◆ DIRECTION
Go through the records underneath and count the lines that include the string "beans". Give nothing but the number.

◆ EXERCISE INPUTS
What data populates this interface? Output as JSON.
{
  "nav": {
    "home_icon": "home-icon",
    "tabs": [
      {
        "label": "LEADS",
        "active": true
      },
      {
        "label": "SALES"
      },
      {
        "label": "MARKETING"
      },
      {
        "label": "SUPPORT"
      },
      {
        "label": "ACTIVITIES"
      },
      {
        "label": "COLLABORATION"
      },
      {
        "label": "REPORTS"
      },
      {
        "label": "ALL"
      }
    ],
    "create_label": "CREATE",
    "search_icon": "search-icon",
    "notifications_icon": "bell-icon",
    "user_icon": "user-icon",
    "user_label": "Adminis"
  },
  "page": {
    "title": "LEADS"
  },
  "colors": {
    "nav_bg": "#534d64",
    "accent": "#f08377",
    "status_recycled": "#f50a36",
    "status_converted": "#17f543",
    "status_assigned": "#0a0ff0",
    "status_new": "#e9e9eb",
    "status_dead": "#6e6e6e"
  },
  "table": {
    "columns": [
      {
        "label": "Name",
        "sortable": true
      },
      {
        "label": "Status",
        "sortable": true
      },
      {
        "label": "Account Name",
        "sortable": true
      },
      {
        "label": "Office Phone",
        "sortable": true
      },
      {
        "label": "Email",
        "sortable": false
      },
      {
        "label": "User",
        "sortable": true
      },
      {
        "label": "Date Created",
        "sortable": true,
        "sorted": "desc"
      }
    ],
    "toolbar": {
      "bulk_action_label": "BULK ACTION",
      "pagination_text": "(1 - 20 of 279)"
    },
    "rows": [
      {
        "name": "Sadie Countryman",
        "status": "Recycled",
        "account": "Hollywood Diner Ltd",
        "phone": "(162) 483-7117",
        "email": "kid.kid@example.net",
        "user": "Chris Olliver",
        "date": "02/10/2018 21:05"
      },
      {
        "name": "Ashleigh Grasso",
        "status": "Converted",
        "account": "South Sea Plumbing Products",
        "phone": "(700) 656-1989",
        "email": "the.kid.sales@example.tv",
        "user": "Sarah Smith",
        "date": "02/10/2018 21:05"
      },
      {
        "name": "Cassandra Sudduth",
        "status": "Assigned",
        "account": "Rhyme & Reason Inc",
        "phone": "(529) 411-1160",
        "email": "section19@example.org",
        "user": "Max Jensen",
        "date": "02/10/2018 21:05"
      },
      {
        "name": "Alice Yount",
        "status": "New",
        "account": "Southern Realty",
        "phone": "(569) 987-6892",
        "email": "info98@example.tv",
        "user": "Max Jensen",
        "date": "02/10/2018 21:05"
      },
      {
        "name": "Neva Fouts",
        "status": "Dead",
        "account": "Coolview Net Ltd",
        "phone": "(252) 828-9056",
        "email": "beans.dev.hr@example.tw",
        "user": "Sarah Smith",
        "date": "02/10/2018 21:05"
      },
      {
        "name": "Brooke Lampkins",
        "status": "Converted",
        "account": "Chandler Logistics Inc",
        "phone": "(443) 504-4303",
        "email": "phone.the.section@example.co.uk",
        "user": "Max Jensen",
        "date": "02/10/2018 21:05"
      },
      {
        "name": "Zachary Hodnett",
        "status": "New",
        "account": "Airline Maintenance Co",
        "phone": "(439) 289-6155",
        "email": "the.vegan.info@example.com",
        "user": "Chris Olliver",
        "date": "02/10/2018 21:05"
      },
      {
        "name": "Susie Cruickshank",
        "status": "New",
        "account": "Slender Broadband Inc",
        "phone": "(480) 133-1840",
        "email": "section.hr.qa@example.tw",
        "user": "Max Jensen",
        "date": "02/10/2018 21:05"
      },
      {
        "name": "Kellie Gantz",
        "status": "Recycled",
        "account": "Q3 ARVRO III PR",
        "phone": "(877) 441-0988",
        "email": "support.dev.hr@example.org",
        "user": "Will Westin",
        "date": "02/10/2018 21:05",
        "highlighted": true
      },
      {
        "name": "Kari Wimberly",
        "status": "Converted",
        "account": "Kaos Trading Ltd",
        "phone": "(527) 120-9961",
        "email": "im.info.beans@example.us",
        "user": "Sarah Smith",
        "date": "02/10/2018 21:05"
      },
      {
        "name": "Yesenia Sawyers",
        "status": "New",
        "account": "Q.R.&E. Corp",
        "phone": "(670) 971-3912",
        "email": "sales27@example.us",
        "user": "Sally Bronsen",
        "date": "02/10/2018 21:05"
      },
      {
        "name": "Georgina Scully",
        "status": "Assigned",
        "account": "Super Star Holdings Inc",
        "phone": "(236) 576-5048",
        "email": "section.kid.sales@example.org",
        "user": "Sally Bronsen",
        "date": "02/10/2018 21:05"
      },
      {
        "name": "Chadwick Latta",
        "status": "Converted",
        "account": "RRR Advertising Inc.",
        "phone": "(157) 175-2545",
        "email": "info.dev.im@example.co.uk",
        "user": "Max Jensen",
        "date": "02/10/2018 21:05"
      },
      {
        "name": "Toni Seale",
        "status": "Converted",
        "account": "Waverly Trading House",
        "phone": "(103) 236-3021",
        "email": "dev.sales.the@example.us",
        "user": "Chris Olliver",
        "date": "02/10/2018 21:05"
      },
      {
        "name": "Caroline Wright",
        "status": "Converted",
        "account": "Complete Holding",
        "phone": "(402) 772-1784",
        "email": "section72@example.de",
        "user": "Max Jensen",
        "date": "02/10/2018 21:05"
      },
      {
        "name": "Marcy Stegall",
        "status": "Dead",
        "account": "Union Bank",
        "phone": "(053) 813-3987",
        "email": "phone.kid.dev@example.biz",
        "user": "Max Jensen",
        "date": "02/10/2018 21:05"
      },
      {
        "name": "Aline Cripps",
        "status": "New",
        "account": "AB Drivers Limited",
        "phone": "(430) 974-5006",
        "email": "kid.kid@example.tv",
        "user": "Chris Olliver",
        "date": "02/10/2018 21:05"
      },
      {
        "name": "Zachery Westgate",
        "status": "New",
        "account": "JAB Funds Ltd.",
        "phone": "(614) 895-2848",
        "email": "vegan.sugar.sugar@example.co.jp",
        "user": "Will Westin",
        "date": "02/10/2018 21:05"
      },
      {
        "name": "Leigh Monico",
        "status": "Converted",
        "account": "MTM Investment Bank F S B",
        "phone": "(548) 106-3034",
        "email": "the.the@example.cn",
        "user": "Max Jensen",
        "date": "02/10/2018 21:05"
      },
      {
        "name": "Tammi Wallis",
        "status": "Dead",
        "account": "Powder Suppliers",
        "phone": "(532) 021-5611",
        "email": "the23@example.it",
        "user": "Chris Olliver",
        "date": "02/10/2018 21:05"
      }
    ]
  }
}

◆ OUTPUT
2